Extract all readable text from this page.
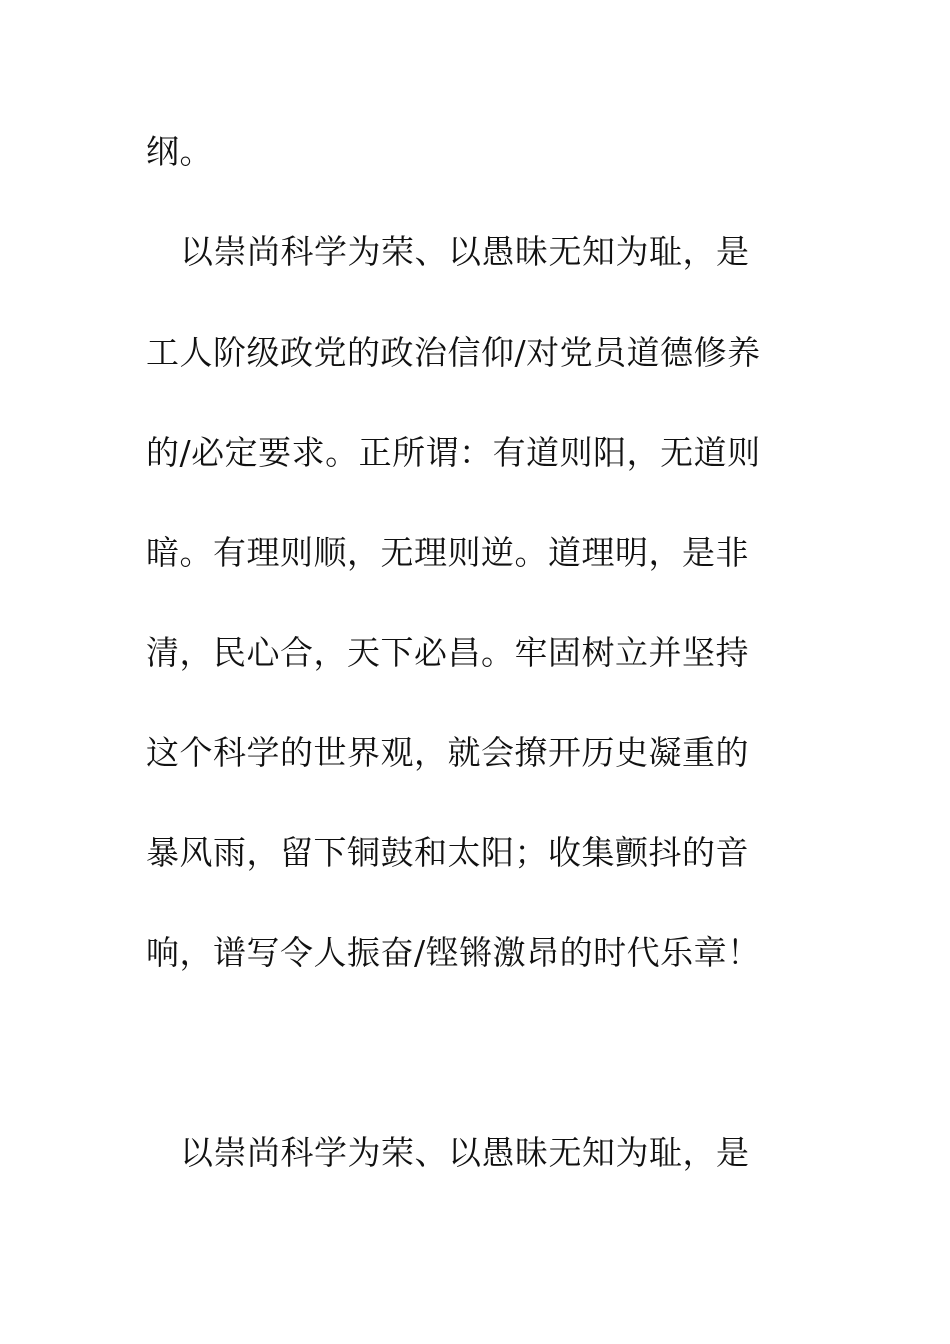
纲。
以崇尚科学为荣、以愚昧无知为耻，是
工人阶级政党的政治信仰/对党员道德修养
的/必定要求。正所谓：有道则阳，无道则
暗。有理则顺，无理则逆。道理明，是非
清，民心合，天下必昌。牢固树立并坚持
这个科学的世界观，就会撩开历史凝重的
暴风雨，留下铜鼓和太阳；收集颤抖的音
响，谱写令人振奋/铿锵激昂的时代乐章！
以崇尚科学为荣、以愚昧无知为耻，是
* * *
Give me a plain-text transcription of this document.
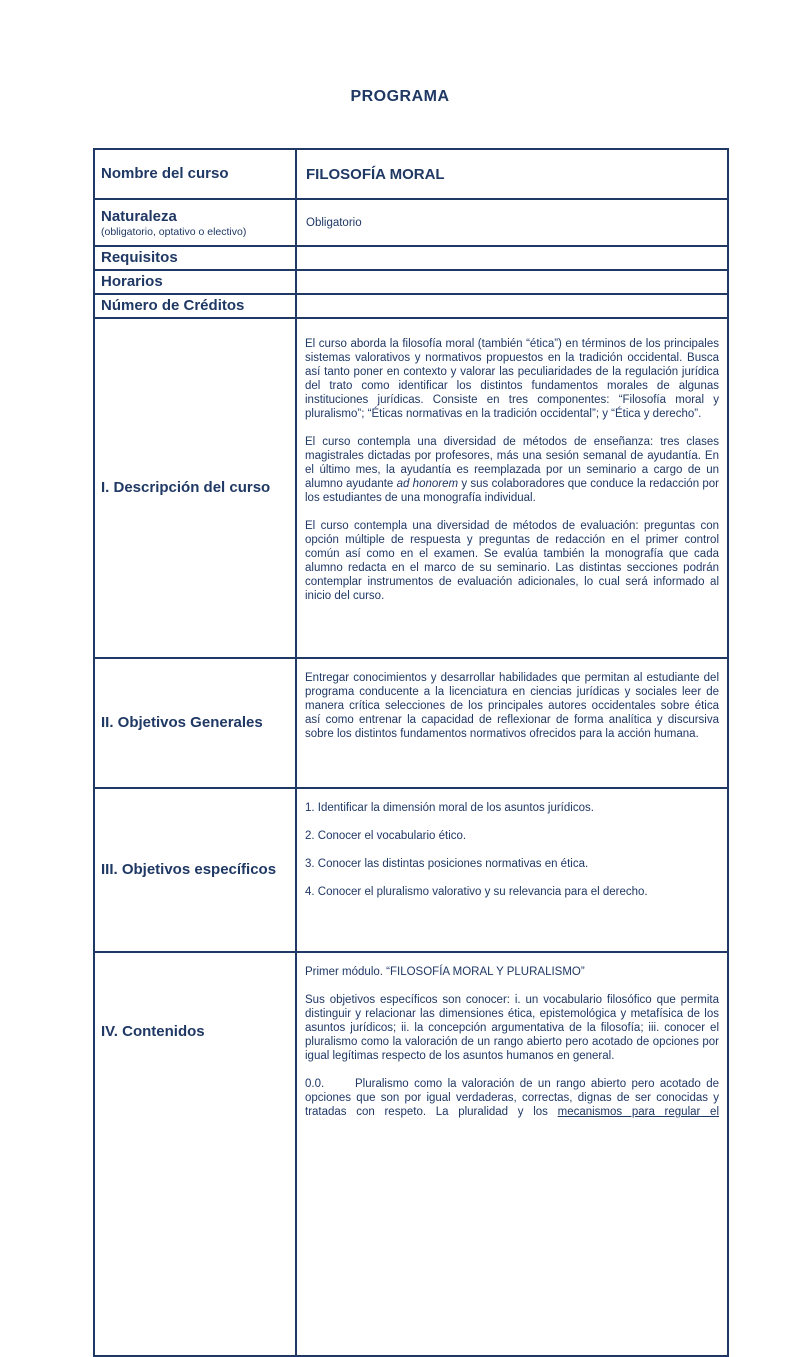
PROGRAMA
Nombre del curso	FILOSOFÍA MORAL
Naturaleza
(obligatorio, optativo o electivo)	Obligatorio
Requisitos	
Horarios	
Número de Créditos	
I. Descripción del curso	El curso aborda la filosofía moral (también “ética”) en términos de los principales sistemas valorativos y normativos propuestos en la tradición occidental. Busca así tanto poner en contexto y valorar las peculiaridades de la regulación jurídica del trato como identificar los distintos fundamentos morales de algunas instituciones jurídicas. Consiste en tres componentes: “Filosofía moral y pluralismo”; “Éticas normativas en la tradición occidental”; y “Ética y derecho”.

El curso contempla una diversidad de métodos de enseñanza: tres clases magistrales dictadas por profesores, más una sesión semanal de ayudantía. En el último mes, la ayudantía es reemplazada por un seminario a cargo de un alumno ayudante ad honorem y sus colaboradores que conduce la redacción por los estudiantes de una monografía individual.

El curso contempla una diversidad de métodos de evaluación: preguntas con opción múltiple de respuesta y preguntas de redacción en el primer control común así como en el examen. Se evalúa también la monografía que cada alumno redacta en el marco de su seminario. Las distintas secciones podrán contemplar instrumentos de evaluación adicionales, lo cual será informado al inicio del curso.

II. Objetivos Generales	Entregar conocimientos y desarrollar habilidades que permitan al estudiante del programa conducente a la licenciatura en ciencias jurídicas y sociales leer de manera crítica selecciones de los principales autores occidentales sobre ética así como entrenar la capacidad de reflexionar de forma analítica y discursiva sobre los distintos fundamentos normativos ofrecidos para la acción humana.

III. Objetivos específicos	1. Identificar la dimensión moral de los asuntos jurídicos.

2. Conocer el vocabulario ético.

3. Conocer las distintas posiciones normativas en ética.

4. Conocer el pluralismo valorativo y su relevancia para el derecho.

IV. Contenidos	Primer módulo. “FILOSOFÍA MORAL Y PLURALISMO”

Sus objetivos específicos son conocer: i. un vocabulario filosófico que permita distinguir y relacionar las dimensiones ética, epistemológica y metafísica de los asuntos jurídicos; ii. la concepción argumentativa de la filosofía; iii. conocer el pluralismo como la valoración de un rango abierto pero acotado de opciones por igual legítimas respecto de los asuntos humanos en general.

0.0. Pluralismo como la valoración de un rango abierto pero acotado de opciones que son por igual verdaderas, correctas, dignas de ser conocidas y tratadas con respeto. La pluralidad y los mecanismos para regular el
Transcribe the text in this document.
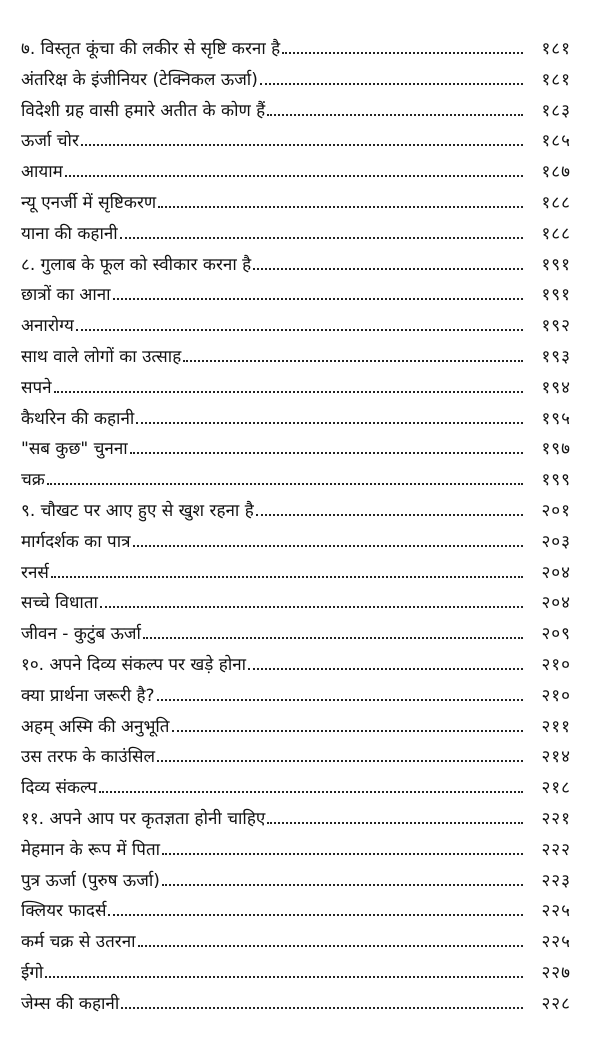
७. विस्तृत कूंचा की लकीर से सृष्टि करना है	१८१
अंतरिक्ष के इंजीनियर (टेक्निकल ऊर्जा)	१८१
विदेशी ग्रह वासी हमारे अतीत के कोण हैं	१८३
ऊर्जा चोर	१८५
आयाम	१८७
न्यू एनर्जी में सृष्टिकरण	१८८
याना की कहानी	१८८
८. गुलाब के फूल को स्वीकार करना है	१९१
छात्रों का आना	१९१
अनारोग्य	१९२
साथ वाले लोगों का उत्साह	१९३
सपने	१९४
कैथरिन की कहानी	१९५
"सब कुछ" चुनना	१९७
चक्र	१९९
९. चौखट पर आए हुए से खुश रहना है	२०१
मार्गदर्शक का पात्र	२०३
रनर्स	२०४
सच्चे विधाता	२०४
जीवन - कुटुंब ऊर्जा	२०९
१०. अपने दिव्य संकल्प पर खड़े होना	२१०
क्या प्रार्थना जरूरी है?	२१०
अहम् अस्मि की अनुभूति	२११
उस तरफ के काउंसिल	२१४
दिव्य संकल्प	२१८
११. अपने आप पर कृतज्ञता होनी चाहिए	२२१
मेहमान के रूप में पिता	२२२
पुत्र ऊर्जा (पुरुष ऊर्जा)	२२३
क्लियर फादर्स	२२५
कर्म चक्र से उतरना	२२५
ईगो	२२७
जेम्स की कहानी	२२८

▶ [Task instructions]
Show every line that contains the word "pero".

▶ [Exercise output]
Sus objetivos específicos son conocer: i. un vocabulario filosófico que permita distinguir y relacionar las dimensiones ética, epistemológica y metafísica de los asuntos jurídicos; ii. la concepción argumentativa de la filosofía; iii. conocer el pluralismo como la valoración de un rango abierto pero acotado de opciones por igual legítimas respecto de los asuntos humanos en general.
0.0. Pluralismo como la valoración de un rango abierto pero acotado de opciones que son por igual verdaderas, correctas, dignas de ser conocidas y tratadas con respeto. La pluralidad y los mecanismos para regular el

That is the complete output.